_Work to do_
Return all lines below containing the word "муниципального".
┌──
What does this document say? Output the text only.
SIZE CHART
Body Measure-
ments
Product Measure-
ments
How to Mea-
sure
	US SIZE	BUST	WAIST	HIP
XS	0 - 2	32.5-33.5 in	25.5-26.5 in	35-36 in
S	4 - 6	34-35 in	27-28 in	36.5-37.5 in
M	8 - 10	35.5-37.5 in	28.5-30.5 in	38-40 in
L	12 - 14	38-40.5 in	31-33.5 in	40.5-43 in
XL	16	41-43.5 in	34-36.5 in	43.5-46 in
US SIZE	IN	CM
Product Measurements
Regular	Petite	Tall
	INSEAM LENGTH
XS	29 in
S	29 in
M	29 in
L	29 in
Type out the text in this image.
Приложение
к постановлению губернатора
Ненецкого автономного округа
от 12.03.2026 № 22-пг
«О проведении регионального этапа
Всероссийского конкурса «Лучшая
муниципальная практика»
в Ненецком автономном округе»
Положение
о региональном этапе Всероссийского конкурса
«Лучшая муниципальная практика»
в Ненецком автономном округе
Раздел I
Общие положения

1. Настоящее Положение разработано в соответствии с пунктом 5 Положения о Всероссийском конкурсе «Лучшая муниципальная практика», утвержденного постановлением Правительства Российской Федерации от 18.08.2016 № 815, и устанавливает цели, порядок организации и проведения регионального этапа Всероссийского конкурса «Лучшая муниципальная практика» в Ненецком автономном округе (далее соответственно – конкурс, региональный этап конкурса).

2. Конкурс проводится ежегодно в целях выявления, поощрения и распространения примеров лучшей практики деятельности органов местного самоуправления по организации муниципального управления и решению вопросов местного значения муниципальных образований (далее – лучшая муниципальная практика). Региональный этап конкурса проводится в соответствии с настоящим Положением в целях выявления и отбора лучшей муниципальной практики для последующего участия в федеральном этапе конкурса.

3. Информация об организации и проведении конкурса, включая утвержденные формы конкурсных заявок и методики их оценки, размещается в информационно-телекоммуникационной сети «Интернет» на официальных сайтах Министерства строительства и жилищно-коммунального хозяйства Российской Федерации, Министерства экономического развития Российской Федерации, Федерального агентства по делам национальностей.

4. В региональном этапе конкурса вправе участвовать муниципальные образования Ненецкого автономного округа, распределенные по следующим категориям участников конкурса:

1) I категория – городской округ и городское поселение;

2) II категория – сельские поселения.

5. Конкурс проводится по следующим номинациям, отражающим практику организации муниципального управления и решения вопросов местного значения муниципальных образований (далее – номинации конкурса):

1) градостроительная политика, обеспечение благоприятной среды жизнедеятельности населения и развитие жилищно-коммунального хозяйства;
└──
_Written reply_
2. Конкурс проводится ежегодно в целях выявления, поощрения и распространения примеров лучшей практики деятельности органов местного самоуправления по организации муниципального управления и решению вопросов местного значения муниципальных образований (далее – лучшая муниципальная практика). Региональный этап конкурса проводится в соответствии с настоящим Положением в целях выявления и отбора лучшей муниципальной практики для последующего участия в федеральном этапе конкурса.
5. Конкурс проводится по следующим номинациям, отражающим практику организации муниципального управления и решения вопросов местного значения муниципальных образований (далее – номинации конкурса):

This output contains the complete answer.